#### What to work on:
Give back the full listing, character for character, with no pictures.

═════ Records for the exercise

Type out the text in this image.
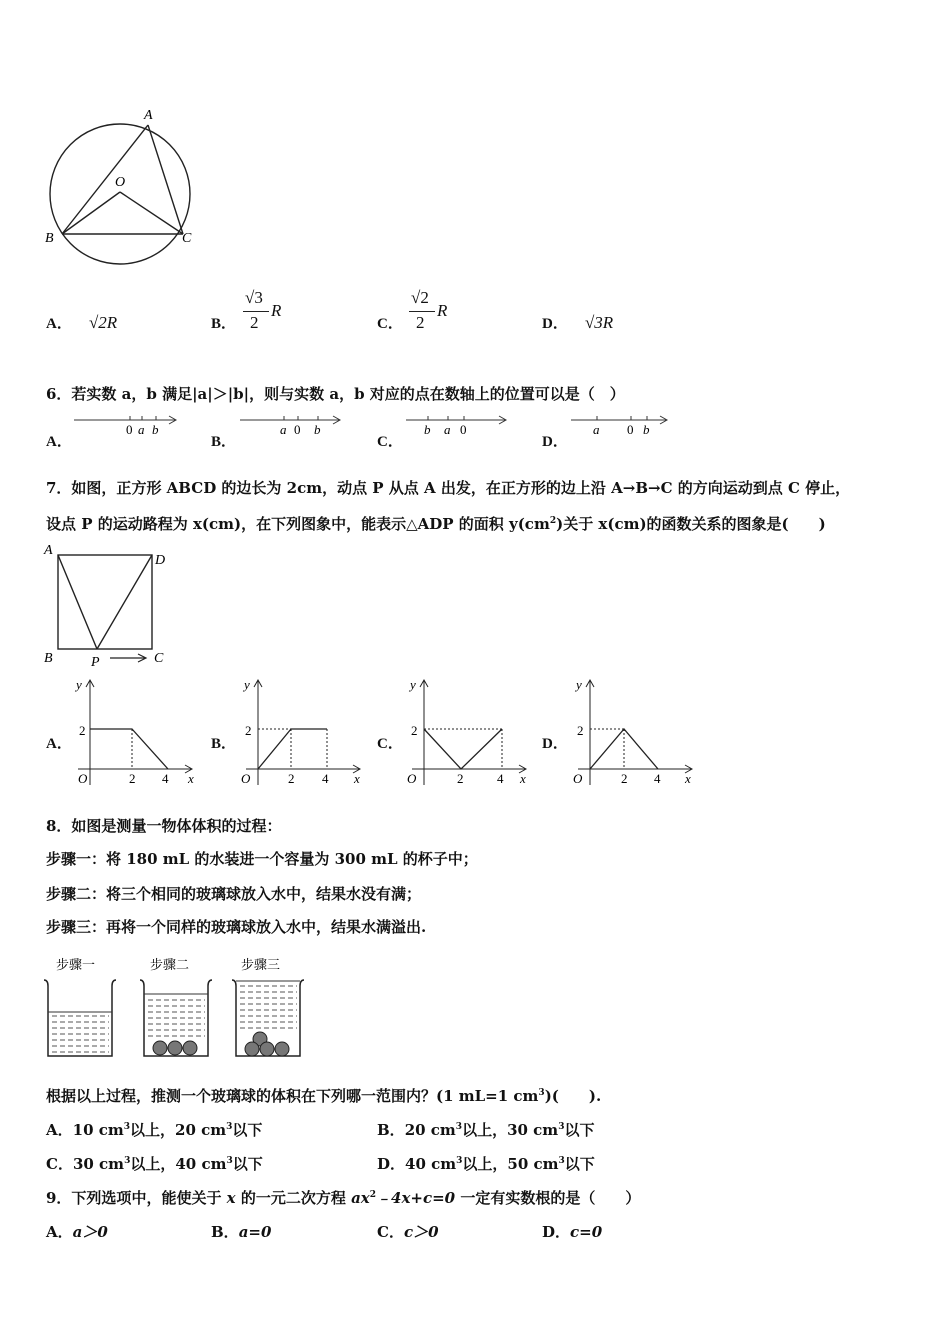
A
O
B	C
A． √2R	B．
√3
2
R
C．
√2
2
R
D． √3R
6．若实数 a，b 满足|a|＞|b|，则与实数 a，b 对应的点在数轴上的位置可以是（　）
A．
0 a b
B．
a 0 b
C．
b a 0
D．
a 0 b
7．如图，正方形 ABCD 的边长为 2cm，动点 P 从点 A 出发，在正方形的边上沿 A→B→C 的方向运动到点 C 停止，
设点 P 的运动路程为 x(cm)，在下列图象中，能表示△ADP 的面积 $y(cm^2)$关于 x(cm)的函数关系的图象是(　　)
A
D
B	P	C
A．
y
2
O	2 4 x
B．
y
2
O	2 4 x
C．
y
2
O	2	4 x
D．
y
2
O	2 4 x
8．如图是测量一物体体积的过程：
步骤一：将 180 mL 的水装进一个容量为 300 mL 的杯子中；
步骤二：将三个相同的玻璃球放入水中，结果水没有满；
步骤三：再将一个同样的玻璃球放入水中，结果水满溢出.
步骤一	步骤二	步骤三
根据以上过程，推测一个玻璃球的体积在下列哪一范围内？(1 mL=1 $cm^3$)(　　).
A．10 $cm^3$以上，20 $cm^3$以下	B．20 $cm^3$以上，30 $cm^3$以下
C．30 $cm^3$以上，40 $cm^3$以下	D．40 $cm^3$以上，50 $cm^3$以下
9．下列选项中，能使关于 x 的一元二次方程 $ax^2﹣4x+c=0$ 一定有实数根的是（　　）
A．a＞0	B．a=0	C．c＞0	D．c=0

══════════

#### Answer for this exercise:
Type out the text in this image.
A
O
B	C
A． √2R	B．
√3
2
R
C．
√2
2
R
D． √3R
6．若实数 a，b 满足|a|＞|b|，则与实数 a，b 对应的点在数轴上的位置可以是（　）
A．
0 a b
B．
a 0 b
C．
b a 0
D．
a 0 b
7．如图，正方形 ABCD 的边长为 2cm，动点 P 从点 A 出发，在正方形的边上沿 A→B→C 的方向运动到点 C 停止，
设点 P 的运动路程为 x(cm)，在下列图象中，能表示△ADP 的面积 $y(cm^2)$关于 x(cm)的函数关系的图象是(　　)
A
D
B	P	C
A．
y
2
O	2 4 x
B．
y
2
O	2 4 x
C．
y
2
O	2	4 x
D．
y
2
O	2 4 x
8．如图是测量一物体体积的过程：
步骤一：将 180 mL 的水装进一个容量为 300 mL 的杯子中；
步骤二：将三个相同的玻璃球放入水中，结果水没有满；
步骤三：再将一个同样的玻璃球放入水中，结果水满溢出.
步骤一	步骤二	步骤三
根据以上过程，推测一个玻璃球的体积在下列哪一范围内？(1 mL=1 $cm^3$)(　　).
A．10 $cm^3$以上，20 $cm^3$以下	B．20 $cm^3$以上，30 $cm^3$以下
C．30 $cm^3$以上，40 $cm^3$以下	D．40 $cm^3$以上，50 $cm^3$以下
9．下列选项中，能使关于 x 的一元二次方程 $ax^2﹣4x+c=0$ 一定有实数根的是（　　）
A．a＞0	B．a=0	C．c＞0	D．c=0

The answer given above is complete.